• _GIVEN REQUEST_
Find the lines below that contain the string "number". Copy each one.

• _MATERIALS PROVIDED_
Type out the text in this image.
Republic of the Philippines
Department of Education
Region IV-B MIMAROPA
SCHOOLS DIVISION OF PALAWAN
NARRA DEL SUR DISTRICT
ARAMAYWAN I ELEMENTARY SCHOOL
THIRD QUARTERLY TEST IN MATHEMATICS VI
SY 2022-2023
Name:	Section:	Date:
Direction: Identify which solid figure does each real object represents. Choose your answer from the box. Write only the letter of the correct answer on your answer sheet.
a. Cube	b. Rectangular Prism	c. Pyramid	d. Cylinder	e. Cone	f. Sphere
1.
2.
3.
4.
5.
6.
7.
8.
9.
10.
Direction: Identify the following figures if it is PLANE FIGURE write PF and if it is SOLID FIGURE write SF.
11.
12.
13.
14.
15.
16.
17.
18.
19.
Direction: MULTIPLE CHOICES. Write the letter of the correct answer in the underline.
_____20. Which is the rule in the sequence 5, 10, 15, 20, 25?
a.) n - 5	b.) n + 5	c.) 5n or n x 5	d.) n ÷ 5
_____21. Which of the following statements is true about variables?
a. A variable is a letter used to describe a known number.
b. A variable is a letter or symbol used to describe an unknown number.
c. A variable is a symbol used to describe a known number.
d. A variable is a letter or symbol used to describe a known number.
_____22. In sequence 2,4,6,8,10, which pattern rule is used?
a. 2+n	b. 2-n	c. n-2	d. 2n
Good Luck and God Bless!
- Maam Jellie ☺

• _OUTPUT_
a. A variable is a letter used to describe a known number.
b. A variable is a letter or symbol used to describe an unknown number.
c. A variable is a symbol used to describe a known number.
d. A variable is a letter or symbol used to describe a known number.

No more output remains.